REQUIREMENT:
Nothing before the line containing "Enumerate this screenshot's" belongs in the answer; quote that line and all lines after it through the end of the material, word for word.

RECORDS FOR THE EXERCISE:
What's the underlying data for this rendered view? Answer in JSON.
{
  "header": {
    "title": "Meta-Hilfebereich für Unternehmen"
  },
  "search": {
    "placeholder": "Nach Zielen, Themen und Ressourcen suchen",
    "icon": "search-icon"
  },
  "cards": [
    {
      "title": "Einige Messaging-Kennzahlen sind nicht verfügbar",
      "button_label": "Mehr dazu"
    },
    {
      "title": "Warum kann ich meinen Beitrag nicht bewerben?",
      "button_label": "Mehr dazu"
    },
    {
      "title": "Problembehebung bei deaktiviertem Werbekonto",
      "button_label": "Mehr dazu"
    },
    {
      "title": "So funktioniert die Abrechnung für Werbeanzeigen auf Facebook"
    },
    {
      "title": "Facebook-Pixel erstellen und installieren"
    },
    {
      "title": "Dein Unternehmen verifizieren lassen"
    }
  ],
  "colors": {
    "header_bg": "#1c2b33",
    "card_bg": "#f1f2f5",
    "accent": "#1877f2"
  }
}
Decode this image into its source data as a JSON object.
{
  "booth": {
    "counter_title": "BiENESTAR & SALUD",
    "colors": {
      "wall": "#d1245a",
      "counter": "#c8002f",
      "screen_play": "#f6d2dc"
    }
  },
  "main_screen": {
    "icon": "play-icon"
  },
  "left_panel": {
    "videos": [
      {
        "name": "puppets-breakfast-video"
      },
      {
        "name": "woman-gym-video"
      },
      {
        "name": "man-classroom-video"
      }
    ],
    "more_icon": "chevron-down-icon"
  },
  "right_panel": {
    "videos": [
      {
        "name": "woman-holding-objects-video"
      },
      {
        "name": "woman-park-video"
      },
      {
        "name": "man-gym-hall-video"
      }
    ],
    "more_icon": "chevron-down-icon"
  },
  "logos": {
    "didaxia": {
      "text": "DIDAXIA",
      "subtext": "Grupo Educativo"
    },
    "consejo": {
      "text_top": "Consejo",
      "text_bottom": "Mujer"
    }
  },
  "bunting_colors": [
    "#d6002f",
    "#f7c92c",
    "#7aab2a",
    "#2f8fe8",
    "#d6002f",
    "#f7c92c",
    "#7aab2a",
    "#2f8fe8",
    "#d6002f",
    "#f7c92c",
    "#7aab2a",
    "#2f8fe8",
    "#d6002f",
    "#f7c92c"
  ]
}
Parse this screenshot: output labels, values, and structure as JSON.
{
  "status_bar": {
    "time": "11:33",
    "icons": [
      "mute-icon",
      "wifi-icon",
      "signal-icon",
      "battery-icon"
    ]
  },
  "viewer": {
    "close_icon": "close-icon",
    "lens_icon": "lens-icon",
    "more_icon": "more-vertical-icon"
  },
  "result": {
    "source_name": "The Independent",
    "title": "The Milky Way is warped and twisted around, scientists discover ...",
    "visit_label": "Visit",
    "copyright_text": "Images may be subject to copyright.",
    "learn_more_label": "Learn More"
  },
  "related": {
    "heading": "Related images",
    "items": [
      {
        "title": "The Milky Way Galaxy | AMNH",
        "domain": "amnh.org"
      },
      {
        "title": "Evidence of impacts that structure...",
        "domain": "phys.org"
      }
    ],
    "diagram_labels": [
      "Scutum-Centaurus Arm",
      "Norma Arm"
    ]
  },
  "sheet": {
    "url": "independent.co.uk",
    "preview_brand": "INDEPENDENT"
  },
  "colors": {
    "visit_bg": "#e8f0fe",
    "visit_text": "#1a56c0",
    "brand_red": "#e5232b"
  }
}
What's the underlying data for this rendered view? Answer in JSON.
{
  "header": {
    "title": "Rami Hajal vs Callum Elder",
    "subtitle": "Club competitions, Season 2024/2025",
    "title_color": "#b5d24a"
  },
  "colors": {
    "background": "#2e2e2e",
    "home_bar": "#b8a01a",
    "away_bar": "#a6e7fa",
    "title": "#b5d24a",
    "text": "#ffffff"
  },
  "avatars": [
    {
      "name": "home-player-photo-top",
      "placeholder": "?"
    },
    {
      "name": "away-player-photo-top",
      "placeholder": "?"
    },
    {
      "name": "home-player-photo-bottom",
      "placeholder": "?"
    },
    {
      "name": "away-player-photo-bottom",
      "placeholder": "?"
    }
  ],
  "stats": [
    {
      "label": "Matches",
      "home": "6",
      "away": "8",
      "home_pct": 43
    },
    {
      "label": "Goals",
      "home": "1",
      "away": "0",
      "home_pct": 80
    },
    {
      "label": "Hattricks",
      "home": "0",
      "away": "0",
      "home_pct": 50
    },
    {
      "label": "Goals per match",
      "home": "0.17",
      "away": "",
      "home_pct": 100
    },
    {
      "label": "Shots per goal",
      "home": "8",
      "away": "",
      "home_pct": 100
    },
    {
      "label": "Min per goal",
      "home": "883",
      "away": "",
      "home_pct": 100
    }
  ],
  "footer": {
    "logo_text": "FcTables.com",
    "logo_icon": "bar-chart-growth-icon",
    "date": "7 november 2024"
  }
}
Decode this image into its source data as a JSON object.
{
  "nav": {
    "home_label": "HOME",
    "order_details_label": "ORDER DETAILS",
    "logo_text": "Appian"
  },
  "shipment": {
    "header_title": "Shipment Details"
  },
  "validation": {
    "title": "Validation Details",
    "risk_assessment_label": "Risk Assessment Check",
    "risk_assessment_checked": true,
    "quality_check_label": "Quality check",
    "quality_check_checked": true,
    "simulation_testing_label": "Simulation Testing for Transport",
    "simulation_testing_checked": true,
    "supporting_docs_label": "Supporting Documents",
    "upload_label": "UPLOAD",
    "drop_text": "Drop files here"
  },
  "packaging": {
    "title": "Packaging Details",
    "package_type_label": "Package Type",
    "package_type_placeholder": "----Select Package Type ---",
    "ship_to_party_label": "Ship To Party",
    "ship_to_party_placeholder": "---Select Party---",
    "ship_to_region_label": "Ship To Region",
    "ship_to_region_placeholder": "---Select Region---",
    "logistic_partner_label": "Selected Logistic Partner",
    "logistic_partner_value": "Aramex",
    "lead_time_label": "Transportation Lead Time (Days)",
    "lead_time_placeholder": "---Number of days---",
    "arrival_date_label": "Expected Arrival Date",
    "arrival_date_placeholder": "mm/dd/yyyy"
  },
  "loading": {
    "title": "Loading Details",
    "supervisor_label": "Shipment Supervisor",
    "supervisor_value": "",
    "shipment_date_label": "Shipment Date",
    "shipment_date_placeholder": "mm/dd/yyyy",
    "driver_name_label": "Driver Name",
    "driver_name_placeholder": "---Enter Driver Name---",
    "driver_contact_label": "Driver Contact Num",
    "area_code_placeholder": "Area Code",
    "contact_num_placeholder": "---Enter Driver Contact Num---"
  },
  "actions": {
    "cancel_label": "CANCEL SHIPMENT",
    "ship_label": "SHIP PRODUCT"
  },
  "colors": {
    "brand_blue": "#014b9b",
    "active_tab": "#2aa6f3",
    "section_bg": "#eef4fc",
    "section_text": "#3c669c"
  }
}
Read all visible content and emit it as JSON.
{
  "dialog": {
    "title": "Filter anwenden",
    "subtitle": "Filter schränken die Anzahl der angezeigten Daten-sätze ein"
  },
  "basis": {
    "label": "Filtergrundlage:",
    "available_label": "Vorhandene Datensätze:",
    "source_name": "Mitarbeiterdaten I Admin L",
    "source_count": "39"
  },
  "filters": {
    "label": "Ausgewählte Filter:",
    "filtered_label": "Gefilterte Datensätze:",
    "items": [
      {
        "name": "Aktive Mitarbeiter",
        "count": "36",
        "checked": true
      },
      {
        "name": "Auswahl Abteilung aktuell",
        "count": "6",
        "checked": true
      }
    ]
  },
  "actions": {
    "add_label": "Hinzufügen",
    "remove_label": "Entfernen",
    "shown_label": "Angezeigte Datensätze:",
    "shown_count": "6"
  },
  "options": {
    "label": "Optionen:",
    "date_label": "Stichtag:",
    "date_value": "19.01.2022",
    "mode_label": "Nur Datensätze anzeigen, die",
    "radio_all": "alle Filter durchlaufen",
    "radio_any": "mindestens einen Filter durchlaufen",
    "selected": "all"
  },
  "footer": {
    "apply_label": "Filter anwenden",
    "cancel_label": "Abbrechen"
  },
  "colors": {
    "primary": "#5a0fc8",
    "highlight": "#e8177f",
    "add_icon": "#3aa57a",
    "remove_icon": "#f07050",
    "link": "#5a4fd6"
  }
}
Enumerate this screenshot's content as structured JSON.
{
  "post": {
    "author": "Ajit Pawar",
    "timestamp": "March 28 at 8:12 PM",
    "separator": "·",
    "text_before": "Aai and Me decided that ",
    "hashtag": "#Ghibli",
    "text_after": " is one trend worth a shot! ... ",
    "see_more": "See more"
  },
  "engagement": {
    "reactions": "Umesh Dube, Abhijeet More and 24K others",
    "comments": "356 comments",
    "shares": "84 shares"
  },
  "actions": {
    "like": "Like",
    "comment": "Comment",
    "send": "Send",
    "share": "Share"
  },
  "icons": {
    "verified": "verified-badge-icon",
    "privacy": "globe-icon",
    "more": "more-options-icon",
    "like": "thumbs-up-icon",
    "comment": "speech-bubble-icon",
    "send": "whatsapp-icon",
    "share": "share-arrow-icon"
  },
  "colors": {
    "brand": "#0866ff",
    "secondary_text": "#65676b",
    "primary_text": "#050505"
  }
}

EXERCISE SOLUTION:
Enumerate this screenshot's content as structured JSON.
{
  "post": {
    "author": "Ajit Pawar",
    "timestamp": "March 28 at 8:12 PM",
    "separator": "·",
    "text_before": "Aai and Me decided that ",
    "hashtag": "#Ghibli",
    "text_after": " is one trend worth a shot! ... ",
    "see_more": "See more"
  },
  "engagement": {
    "reactions": "Umesh Dube, Abhijeet More and 24K others",
    "comments": "356 comments",
    "shares": "84 shares"
  },
  "actions": {
    "like": "Like",
    "comment": "Comment",
    "send": "Send",
    "share": "Share"
  },
  "icons": {
    "verified": "verified-badge-icon",
    "privacy": "globe-icon",
    "more": "more-options-icon",
    "like": "thumbs-up-icon",
    "comment": "speech-bubble-icon",
    "send": "whatsapp-icon",
    "share": "share-arrow-icon"
  },
  "colors": {
    "brand": "#0866ff",
    "secondary_text": "#65676b",
    "primary_text": "#050505"
  }
}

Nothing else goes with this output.